Exercise material:
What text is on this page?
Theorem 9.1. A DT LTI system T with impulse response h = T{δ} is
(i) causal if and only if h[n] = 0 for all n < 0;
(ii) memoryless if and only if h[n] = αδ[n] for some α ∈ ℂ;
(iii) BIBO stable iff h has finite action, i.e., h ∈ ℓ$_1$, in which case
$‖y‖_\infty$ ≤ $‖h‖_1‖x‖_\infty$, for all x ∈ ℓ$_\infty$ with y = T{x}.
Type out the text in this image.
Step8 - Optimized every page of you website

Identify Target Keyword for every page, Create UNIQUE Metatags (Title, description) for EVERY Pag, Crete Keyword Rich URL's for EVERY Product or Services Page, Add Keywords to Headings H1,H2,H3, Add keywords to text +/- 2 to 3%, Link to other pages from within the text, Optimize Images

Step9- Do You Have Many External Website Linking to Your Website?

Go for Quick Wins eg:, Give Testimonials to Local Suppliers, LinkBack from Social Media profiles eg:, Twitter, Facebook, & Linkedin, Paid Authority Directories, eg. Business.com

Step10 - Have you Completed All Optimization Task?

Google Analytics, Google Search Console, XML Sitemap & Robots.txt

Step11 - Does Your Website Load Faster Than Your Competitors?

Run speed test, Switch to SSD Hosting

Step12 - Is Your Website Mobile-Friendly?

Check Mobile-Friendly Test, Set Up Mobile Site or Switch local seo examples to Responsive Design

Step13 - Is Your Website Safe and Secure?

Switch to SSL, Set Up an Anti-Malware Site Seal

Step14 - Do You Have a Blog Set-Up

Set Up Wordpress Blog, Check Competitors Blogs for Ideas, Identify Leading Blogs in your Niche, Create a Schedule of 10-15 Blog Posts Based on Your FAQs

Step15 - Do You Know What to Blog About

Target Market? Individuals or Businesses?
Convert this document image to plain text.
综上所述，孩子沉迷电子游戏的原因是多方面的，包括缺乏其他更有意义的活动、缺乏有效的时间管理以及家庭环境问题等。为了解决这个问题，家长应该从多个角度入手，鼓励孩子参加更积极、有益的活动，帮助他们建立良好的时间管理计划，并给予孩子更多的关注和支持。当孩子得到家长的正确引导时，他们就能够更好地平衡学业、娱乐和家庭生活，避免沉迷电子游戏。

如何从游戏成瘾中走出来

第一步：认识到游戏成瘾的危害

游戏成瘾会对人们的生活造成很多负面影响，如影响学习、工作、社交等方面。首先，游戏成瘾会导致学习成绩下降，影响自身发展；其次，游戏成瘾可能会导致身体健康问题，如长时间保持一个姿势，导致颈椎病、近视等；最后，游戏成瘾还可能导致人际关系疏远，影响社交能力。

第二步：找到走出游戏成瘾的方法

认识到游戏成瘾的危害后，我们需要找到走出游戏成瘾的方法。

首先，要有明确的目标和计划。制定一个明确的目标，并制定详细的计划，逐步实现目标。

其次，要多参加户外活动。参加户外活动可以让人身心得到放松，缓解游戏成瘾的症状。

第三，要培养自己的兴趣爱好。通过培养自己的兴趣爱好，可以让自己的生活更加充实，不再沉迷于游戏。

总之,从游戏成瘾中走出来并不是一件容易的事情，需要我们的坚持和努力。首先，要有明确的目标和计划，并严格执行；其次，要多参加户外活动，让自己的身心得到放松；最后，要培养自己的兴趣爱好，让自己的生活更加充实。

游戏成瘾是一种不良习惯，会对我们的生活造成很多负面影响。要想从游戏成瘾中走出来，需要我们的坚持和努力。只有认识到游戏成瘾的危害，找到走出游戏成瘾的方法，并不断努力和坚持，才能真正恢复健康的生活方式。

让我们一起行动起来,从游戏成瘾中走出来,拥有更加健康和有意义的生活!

Exercise brief: Extract the complete listing above, reproducing each line exactly.

Solution to this problem:
What text is on this page?
Theorem 9.1. A DT LTI system T with impulse response h = T{δ} is
(i) causal if and only if h[n] = 0 for all n < 0;
(ii) memoryless if and only if h[n] = αδ[n] for some α ∈ ℂ;
(iii) BIBO stable iff h has finite action, i.e., h ∈ ℓ$_1$, in which case
$‖y‖_\infty$ ≤ $‖h‖_1‖x‖_\infty$, for all x ∈ ℓ$_\infty$ with y = T{x}.
Type out the text in this image.
Step8 - Optimized every page of you website

Identify Target Keyword for every page, Create UNIQUE Metatags (Title, description) for EVERY Pag, Crete Keyword Rich URL's for EVERY Product or Services Page, Add Keywords to Headings H1,H2,H3, Add keywords to text +/- 2 to 3%, Link to other pages from within the text, Optimize Images

Step9- Do You Have Many External Website Linking to Your Website?

Go for Quick Wins eg:, Give Testimonials to Local Suppliers, LinkBack from Social Media profiles eg:, Twitter, Facebook, & Linkedin, Paid Authority Directories, eg. Business.com

Step10 - Have you Completed All Optimization Task?

Google Analytics, Google Search Console, XML Sitemap & Robots.txt

Step11 - Does Your Website Load Faster Than Your Competitors?

Run speed test, Switch to SSD Hosting

Step12 - Is Your Website Mobile-Friendly?

Check Mobile-Friendly Test, Set Up Mobile Site or Switch local seo examples to Responsive Design

Step13 - Is Your Website Safe and Secure?

Switch to SSL, Set Up an Anti-Malware Site Seal

Step14 - Do You Have a Blog Set-Up

Set Up Wordpress Blog, Check Competitors Blogs for Ideas, Identify Leading Blogs in your Niche, Create a Schedule of 10-15 Blog Posts Based on Your FAQs

Step15 - Do You Know What to Blog About

Target Market? Individuals or Businesses?
Convert this document image to plain text.
综上所述，孩子沉迷电子游戏的原因是多方面的，包括缺乏其他更有意义的活动、缺乏有效的时间管理以及家庭环境问题等。为了解决这个问题，家长应该从多个角度入手，鼓励孩子参加更积极、有益的活动，帮助他们建立良好的时间管理计划，并给予孩子更多的关注和支持。当孩子得到家长的正确引导时，他们就能够更好地平衡学业、娱乐和家庭生活，避免沉迷电子游戏。

如何从游戏成瘾中走出来

第一步：认识到游戏成瘾的危害

游戏成瘾会对人们的生活造成很多负面影响，如影响学习、工作、社交等方面。首先，游戏成瘾会导致学习成绩下降，影响自身发展；其次，游戏成瘾可能会导致身体健康问题，如长时间保持一个姿势，导致颈椎病、近视等；最后，游戏成瘾还可能导致人际关系疏远，影响社交能力。

第二步：找到走出游戏成瘾的方法

认识到游戏成瘾的危害后，我们需要找到走出游戏成瘾的方法。

首先，要有明确的目标和计划。制定一个明确的目标，并制定详细的计划，逐步实现目标。

其次，要多参加户外活动。参加户外活动可以让人身心得到放松，缓解游戏成瘾的症状。

第三，要培养自己的兴趣爱好。通过培养自己的兴趣爱好，可以让自己的生活更加充实，不再沉迷于游戏。

总之,从游戏成瘾中走出来并不是一件容易的事情，需要我们的坚持和努力。首先，要有明确的目标和计划，并严格执行；其次，要多参加户外活动，让自己的身心得到放松；最后，要培养自己的兴趣爱好，让自己的生活更加充实。

游戏成瘾是一种不良习惯，会对我们的生活造成很多负面影响。要想从游戏成瘾中走出来，需要我们的坚持和努力。只有认识到游戏成瘾的危害，找到走出游戏成瘾的方法，并不断努力和坚持，才能真正恢复健康的生活方式。

让我们一起行动起来,从游戏成瘾中走出来,拥有更加健康和有意义的生活!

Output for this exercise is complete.